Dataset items
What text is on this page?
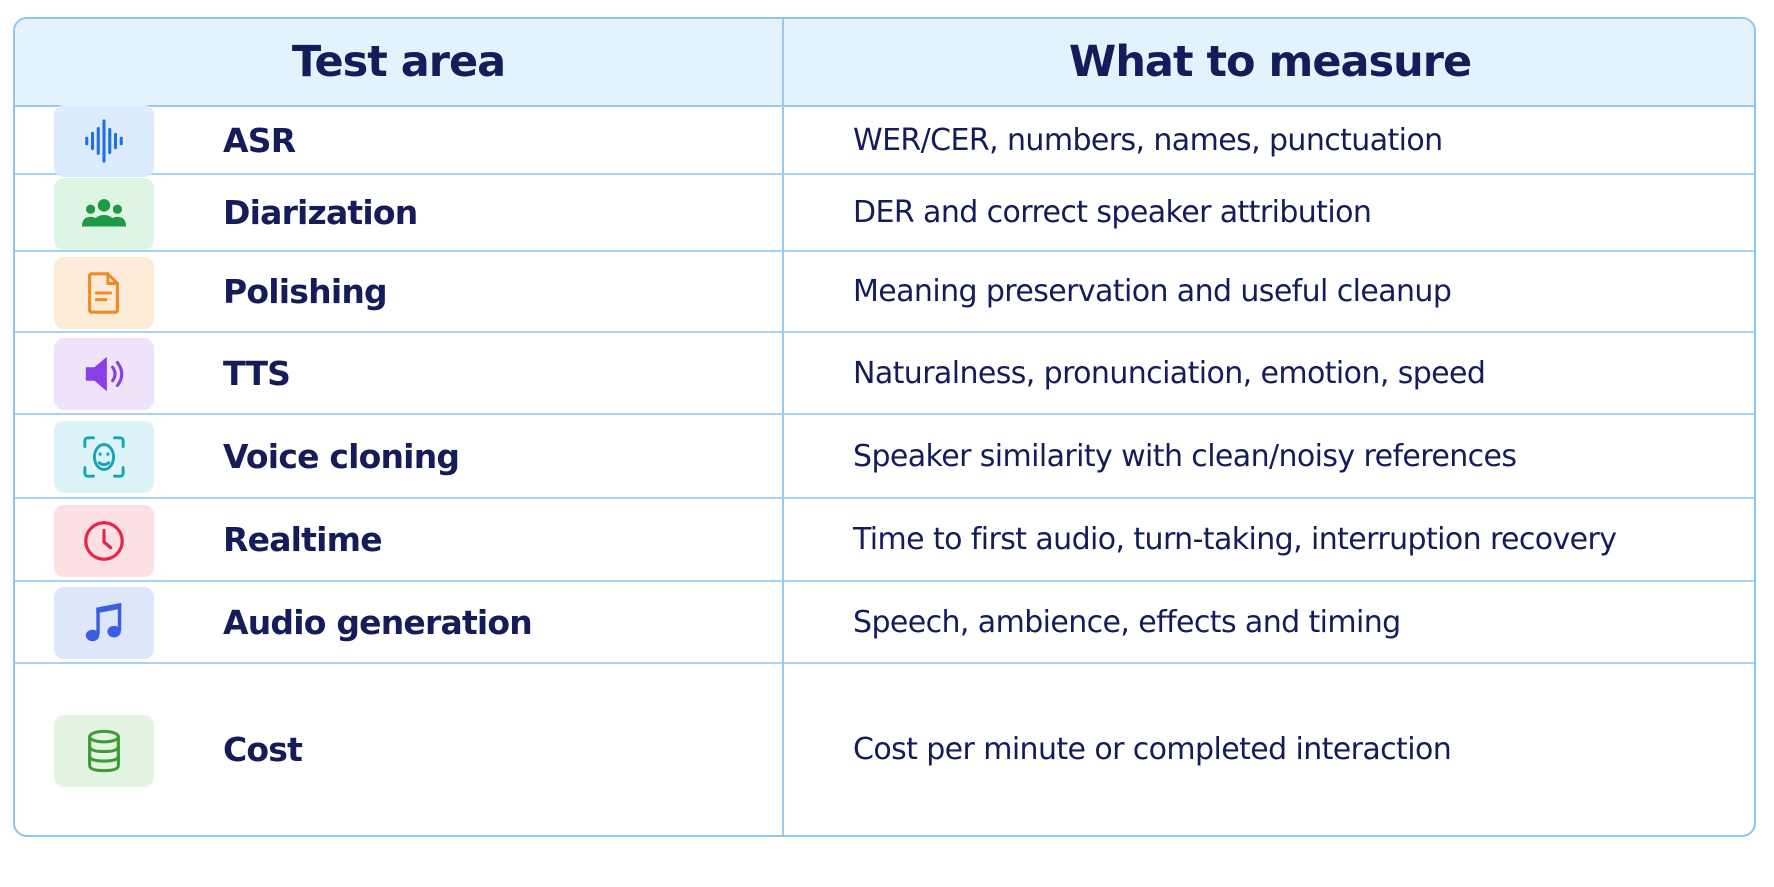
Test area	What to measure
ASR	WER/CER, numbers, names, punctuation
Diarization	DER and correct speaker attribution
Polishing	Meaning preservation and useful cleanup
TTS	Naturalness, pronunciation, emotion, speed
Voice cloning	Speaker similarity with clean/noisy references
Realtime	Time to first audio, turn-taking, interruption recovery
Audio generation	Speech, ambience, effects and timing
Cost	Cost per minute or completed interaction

*TASK DETAILS*.
Take the records above and transcribe them exactly, dropping every picture.

*ANSWER TO THE PROBLEM*.
What text is on this page?
Test area	What to measure
ASR	WER/CER, numbers, names, punctuation
Diarization	DER and correct speaker attribution
Polishing	Meaning preservation and useful cleanup
TTS	Naturalness, pronunciation, emotion, speed
Voice cloning	Speaker similarity with clean/noisy references
Realtime	Time to first audio, turn-taking, interruption recovery
Audio generation	Speech, ambience, effects and timing
Cost	Cost per minute or completed interaction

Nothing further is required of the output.